───── DATA SUPPLIED

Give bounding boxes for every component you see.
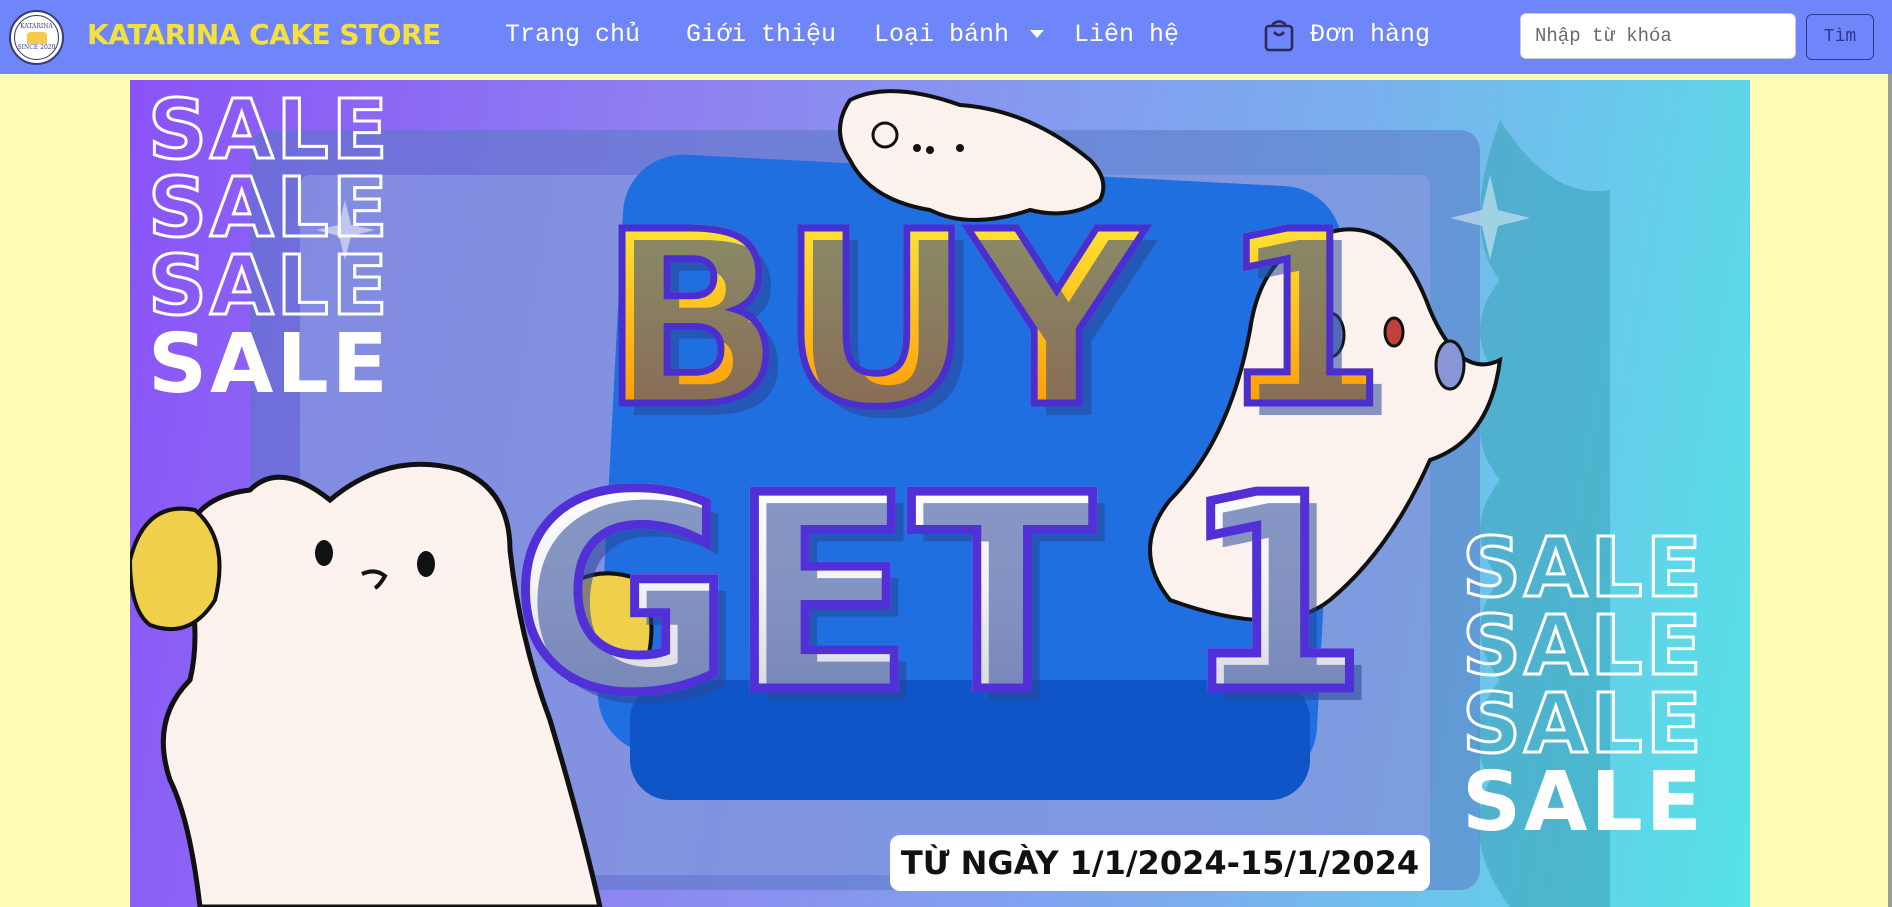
sale-text: SALE (147, 239, 391, 334)
logo-bottom-text: SINCE 2020 (17, 43, 56, 51)
nav-item-home[interactable]: Trang chủ (505, 20, 640, 49)
sale-text: SALE (147, 83, 391, 178)
headline-get-1: GET 1 (507, 437, 1372, 752)
logo-top-text: KATARINA (20, 22, 53, 30)
sale-text: SALE (1462, 755, 1705, 850)
cat-eye (417, 551, 435, 577)
sale-text: SALE (1461, 677, 1705, 772)
cat-eye (926, 146, 934, 154)
sale-text: SALE (148, 317, 391, 412)
top-navbar: KATARINA SINCE 2020 KATARINA CAKE STORE … (0, 0, 1892, 74)
chevron-down-icon[interactable] (1030, 30, 1044, 38)
brand-name-link[interactable]: KATARINA CAKE STORE (87, 18, 441, 51)
search-input[interactable] (1520, 13, 1796, 59)
cake-icon (26, 31, 47, 44)
search-button[interactable]: Tìm (1806, 14, 1874, 60)
sale-text: SALE (1461, 599, 1705, 694)
promo-date-badge: TỪ NGÀY 1/1/2024-15/1/2024 (890, 835, 1430, 891)
nav-item-cake-types[interactable]: Loại bánh (874, 20, 1009, 49)
nav-item-contact[interactable]: Liên hệ (1074, 20, 1179, 49)
nav-item-about[interactable]: Giới thiệu (686, 20, 836, 49)
cat-eye (315, 540, 333, 566)
nav-item-orders[interactable]: Đơn hàng (1310, 20, 1430, 49)
pompom-left (130, 506, 222, 632)
sale-text: SALE (1461, 521, 1705, 616)
store-logo-emblem: KATARINA SINCE 2020 (14, 15, 59, 60)
seal-tear (1434, 339, 1466, 391)
cat-eye (956, 144, 964, 152)
page-scrollbar[interactable] (1888, 74, 1892, 907)
shopping-bag-icon[interactable] (1264, 18, 1294, 52)
headline-buy-1: BUY 1 (596, 180, 1389, 460)
cat-paw (871, 121, 899, 149)
store-logo[interactable]: KATARINA SINCE 2020 (9, 10, 64, 65)
cat-eye (913, 144, 921, 152)
seal-eye (1383, 316, 1405, 348)
promo-banner[interactable]: SALE SALE SALE SALE SALE SALE SALE SALE … (130, 80, 1750, 907)
sale-text: SALE (147, 161, 391, 256)
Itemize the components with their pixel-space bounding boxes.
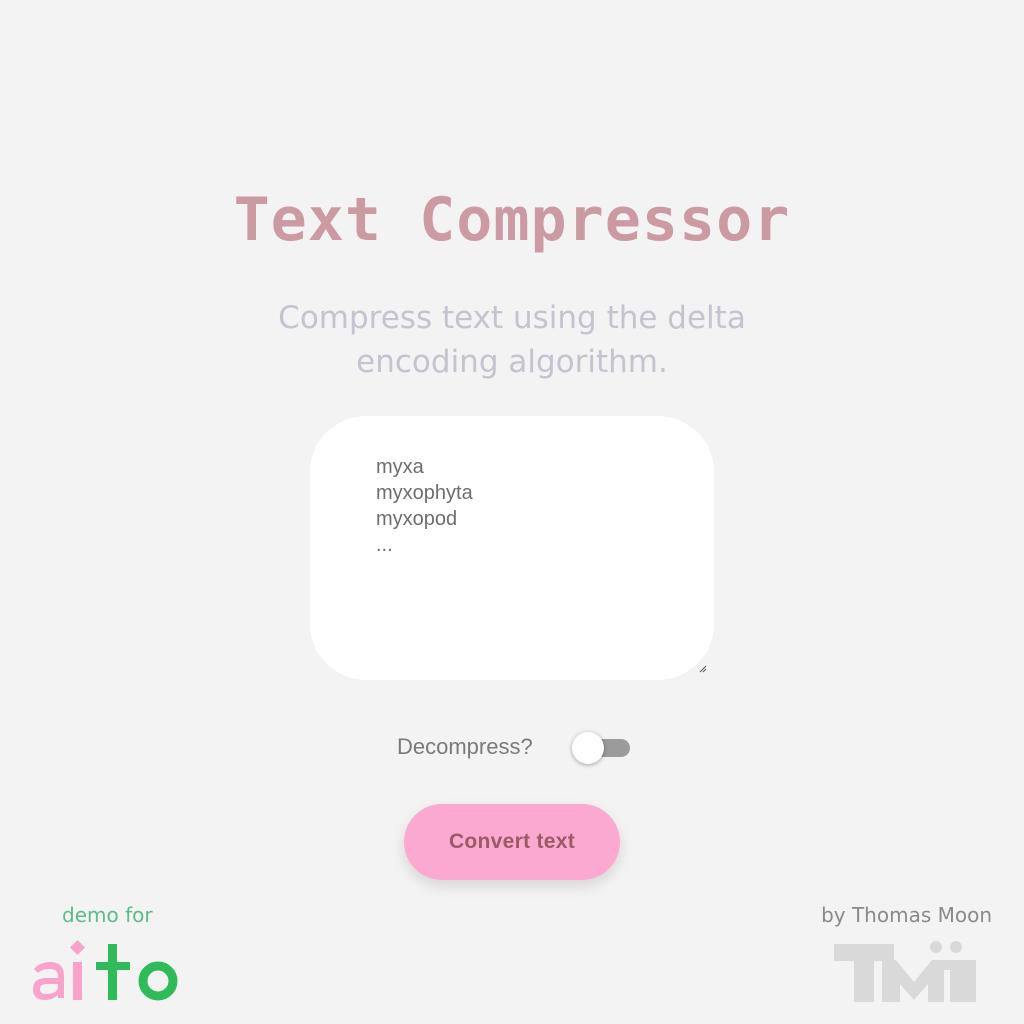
aito-logo[interactable] [30, 938, 190, 1004]
author-byline: by Thomas Moon [821, 903, 992, 927]
text-input[interactable] [376, 454, 684, 660]
toggle-knob [572, 732, 604, 764]
decompress-toggle[interactable] [572, 732, 632, 764]
page-title: Text Compressor [233, 185, 791, 255]
demo-for-label: demo for [62, 903, 153, 927]
resize-handle-icon[interactable] [698, 664, 708, 674]
author-logo[interactable] [832, 938, 980, 1004]
text-area-container [310, 416, 714, 680]
page-subtitle: Compress text using the delta encoding a… [278, 300, 746, 380]
decompress-label: Decompress? [397, 734, 533, 759]
convert-button[interactable]: Convert text [404, 804, 620, 880]
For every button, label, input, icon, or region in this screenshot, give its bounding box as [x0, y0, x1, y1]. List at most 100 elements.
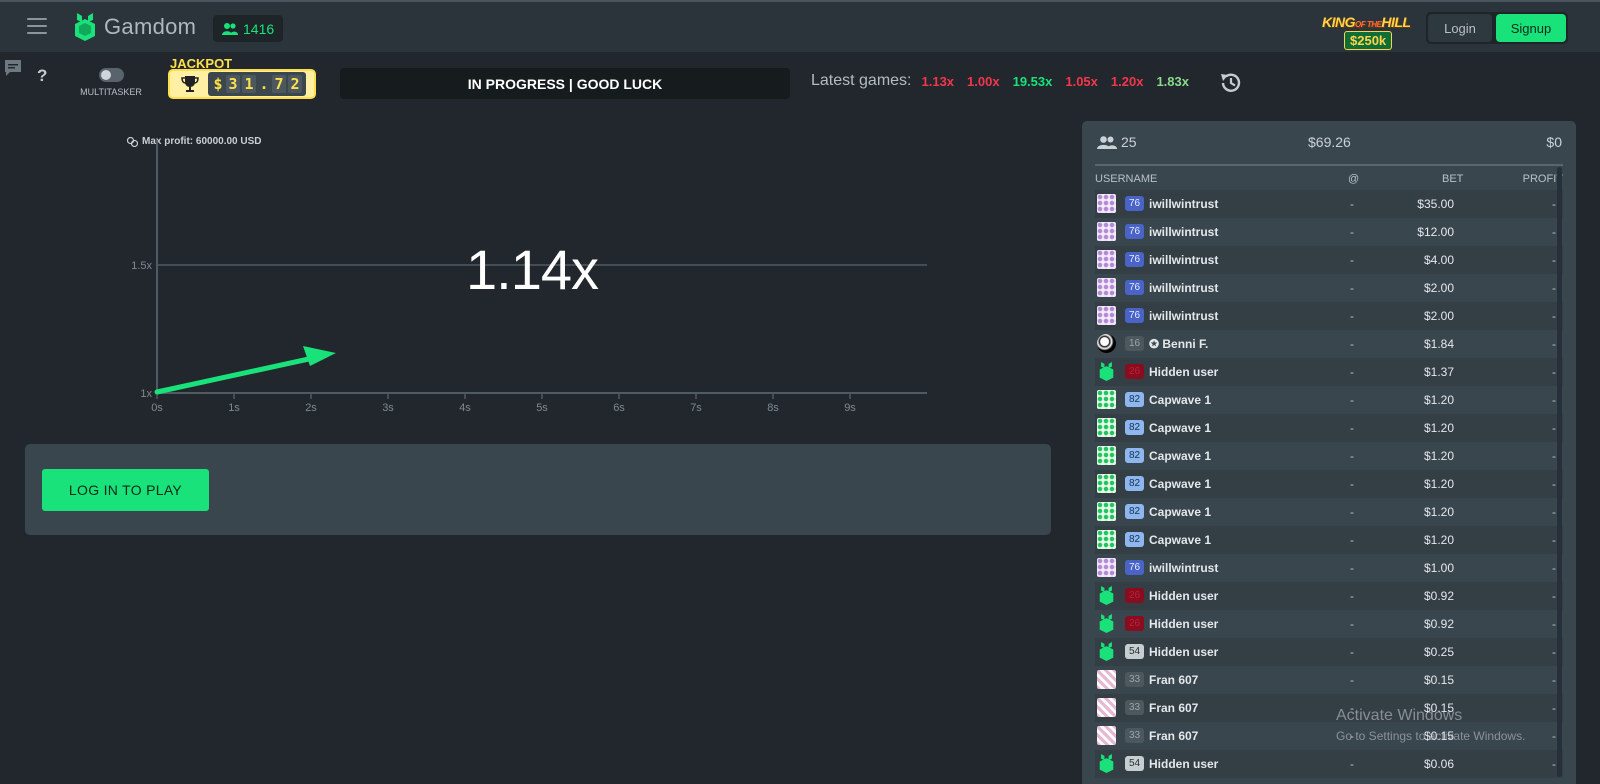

──────────

**THE TASK**
Copy every line of the data above word for word, and leave out the pictures.

**RESULT OF THIS TASK**
Give bounding boxes for every component you see.
sale-text: SALE (147, 239, 391, 334)
logo-bottom-text: SINCE 2020 (17, 43, 56, 51)
nav-item-home[interactable]: Trang chủ (505, 20, 640, 49)
sale-text: SALE (147, 83, 391, 178)
headline-get-1: GET 1 (507, 437, 1372, 752)
logo-top-text: KATARINA (20, 22, 53, 30)
sale-text: SALE (1462, 755, 1705, 850)
cat-eye (417, 551, 435, 577)
sale-text: SALE (1461, 677, 1705, 772)
cat-eye (926, 146, 934, 154)
sale-text: SALE (148, 317, 391, 412)
top-navbar: KATARINA SINCE 2020 KATARINA CAKE STORE … (0, 0, 1892, 74)
chevron-down-icon[interactable] (1030, 30, 1044, 38)
brand-name-link[interactable]: KATARINA CAKE STORE (87, 18, 441, 51)
search-input[interactable] (1520, 13, 1796, 59)
cake-icon (26, 31, 47, 44)
search-button[interactable]: Tìm (1806, 14, 1874, 60)
sale-text: SALE (1461, 599, 1705, 694)
promo-date-badge: TỪ NGÀY 1/1/2024-15/1/2024 (890, 835, 1430, 891)
nav-item-cake-types[interactable]: Loại bánh (874, 20, 1009, 49)
nav-item-contact[interactable]: Liên hệ (1074, 20, 1179, 49)
nav-item-about[interactable]: Giới thiệu (686, 20, 836, 49)
cat-eye (315, 540, 333, 566)
nav-item-orders[interactable]: Đơn hàng (1310, 20, 1430, 49)
pompom-left (130, 506, 222, 632)
sale-text: SALE (1461, 521, 1705, 616)
store-logo-emblem: KATARINA SINCE 2020 (14, 15, 59, 60)
seal-tear (1434, 339, 1466, 391)
cat-eye (956, 144, 964, 152)
page-scrollbar[interactable] (1888, 74, 1892, 907)
shopping-bag-icon[interactable] (1264, 18, 1294, 52)
headline-buy-1: BUY 1 (596, 180, 1389, 460)
cat-paw (871, 121, 899, 149)
store-logo[interactable]: KATARINA SINCE 2020 (9, 10, 64, 65)
cat-eye (913, 144, 921, 152)
seal-eye (1383, 316, 1405, 348)
promo-banner[interactable]: SALE SALE SALE SALE SALE SALE SALE SALE … (130, 80, 1750, 907)
sale-text: SALE (147, 161, 391, 256)
Itemize the components with their pixel-space bounding boxes.
aito-logo[interactable] [30, 938, 190, 1004]
author-byline: by Thomas Moon [821, 903, 992, 927]
text-input[interactable] [376, 454, 684, 660]
toggle-knob [572, 732, 604, 764]
decompress-toggle[interactable] [572, 732, 632, 764]
page-title: Text Compressor [233, 185, 791, 255]
demo-for-label: demo for [62, 903, 153, 927]
resize-handle-icon[interactable] [698, 664, 708, 674]
author-logo[interactable] [832, 938, 980, 1004]
text-area-container [310, 416, 714, 680]
page-subtitle: Compress text using the delta encoding a… [278, 300, 746, 380]
decompress-label: Decompress? [397, 734, 533, 759]
convert-button[interactable]: Convert text [404, 804, 620, 880]
For every button, label, input, icon, or region in this screenshot, give its bounding box as [x0, y0, x1, y1]. List at most 100 elements.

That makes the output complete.